*What is needed:* Report each line of the data that includes the word "icon".

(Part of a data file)
########
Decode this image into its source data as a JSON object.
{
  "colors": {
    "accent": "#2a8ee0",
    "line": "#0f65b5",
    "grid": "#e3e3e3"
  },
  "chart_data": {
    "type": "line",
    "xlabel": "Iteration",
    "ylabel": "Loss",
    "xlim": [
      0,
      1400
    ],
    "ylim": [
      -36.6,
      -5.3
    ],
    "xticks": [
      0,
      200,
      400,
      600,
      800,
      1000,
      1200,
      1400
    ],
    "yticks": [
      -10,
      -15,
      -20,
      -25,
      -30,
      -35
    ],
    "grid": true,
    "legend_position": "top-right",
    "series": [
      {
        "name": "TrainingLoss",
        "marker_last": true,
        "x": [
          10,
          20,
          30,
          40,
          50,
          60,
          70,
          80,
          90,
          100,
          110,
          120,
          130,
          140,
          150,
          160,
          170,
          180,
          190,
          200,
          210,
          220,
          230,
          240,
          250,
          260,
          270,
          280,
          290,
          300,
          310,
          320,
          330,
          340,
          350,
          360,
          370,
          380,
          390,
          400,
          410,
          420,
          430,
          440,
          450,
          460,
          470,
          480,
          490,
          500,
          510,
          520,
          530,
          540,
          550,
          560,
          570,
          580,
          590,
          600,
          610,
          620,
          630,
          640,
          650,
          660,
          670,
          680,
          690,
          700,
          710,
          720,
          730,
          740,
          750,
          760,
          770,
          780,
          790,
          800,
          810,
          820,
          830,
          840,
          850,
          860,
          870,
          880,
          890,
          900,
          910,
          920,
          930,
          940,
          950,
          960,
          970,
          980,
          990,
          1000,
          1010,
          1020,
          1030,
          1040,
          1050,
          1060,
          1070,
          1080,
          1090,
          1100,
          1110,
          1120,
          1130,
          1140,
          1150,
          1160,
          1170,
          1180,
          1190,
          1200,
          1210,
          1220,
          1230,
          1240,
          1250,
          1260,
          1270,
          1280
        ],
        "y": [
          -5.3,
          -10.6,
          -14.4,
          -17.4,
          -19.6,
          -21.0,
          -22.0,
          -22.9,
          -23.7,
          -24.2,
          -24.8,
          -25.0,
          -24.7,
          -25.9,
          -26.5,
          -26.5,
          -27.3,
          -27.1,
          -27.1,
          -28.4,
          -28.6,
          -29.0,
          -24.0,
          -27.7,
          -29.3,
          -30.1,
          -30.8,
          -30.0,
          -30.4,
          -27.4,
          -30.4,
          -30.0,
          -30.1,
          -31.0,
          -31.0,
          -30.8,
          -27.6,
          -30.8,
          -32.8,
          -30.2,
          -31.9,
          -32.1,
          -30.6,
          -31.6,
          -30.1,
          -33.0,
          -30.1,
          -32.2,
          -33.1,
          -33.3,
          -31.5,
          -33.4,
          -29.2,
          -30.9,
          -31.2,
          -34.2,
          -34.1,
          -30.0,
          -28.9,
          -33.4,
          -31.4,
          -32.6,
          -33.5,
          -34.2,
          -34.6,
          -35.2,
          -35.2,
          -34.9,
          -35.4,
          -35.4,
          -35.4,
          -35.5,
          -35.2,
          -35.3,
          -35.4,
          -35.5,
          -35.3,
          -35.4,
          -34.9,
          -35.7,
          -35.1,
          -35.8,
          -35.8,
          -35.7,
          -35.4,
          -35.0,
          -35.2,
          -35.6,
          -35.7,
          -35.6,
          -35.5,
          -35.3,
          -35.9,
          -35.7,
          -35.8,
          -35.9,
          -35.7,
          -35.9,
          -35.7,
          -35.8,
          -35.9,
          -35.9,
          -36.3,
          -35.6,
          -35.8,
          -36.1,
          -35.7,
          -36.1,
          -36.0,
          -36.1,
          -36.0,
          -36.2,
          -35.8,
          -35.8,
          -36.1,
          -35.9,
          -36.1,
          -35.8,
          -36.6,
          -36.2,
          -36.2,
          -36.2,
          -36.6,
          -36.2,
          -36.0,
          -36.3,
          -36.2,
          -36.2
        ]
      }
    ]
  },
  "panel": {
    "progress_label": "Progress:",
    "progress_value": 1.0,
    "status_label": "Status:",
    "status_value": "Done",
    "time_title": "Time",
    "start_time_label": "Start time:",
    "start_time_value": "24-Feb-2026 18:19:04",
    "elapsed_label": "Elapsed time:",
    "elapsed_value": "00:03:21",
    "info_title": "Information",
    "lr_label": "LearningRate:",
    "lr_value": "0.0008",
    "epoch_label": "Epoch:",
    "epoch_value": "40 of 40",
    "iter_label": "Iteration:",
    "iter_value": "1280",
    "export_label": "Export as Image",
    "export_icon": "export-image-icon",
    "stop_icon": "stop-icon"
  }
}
########
*Problem solution:*
    "export_icon": "export-image-icon",
    "stop_icon": "stop-icon"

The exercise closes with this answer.